# Nervous 8 month pup



## mmtt94 (3 mo ago)

Hi everyone!
I have an 8 month old cockapoo puppy and struggling at the moment so looking for some advice from fellow cockapoo owners!
He’s 8 months old and a typical pup, he was socialised and met a number of different people when he was younger but since we have been able to walk him he’s got so nervous. He was in the park daily from being able to go out and would see dogs everyday which he was ok with but then we had a few incidents where off lead dogs would come and hound him which really scared him. He’s now completely terrified of dogs and it’s becoming an issue when trying to enjoy walks with him. It doesn’t matter if the dog ignores him or bothers him, anytime he sees a dog/walks past one his tail is down and he pulls to get away. We’ve worked with a behaviourist and have the tools to help but I just feel like his confidence around dogs is not getting any better at all. I can get him to disengage and focus on me when around dogs but his nervousness doesn’t seem to be improving. For example on a walk today he almost bolted into the bushes due to a dog being close by (the dog wasn’t bothering/in his personal space at all). 
I do walk him with a friends dog weekly and he loves it, no nervousness or issues around her and they play happily off lead - he’s like a totally different dog!
I just wanted to see if anyone else had any issues like this with their pup? Some say he may outgrow it but I’d rather try and help him now before he gets older. 

Thanks!


----------



## 2ndhandgal (Aug 29, 2011)

You need to try and avoid things where he is going to get scared and build his confidence that dogs are going to hassle him so I would go mostly to places where other dogs are on lead. The ideal scenario is another dog on the lead and ignoring him and him on a long line so he can go near if he wants to but also move away. Doing this with his friend would help too s9 he can see them coping.


----------

Provided material:
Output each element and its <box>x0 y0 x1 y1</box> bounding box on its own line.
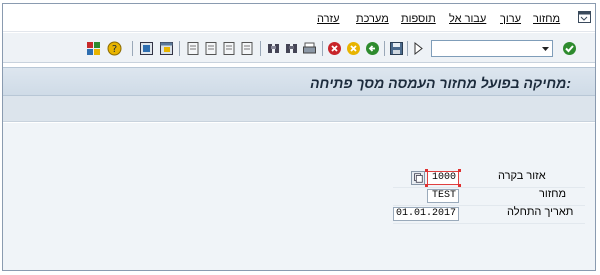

Directions:
a) In the nervous-puppy forum thread, how often does the owner walk the puppy with a friend's dog?
b) Duplicate the passage of the nervous-puppy forum thread starting at "## mmtt94 (3" and ending at "fellow cockapoo owners!".

Answers provided:
a) Weekly.

b)
## mmtt94 (3 mo ago)

Hi everyone!
I have an 8 month old cockapoo puppy and struggling at the moment so looking for some advice from fellow cockapoo owners!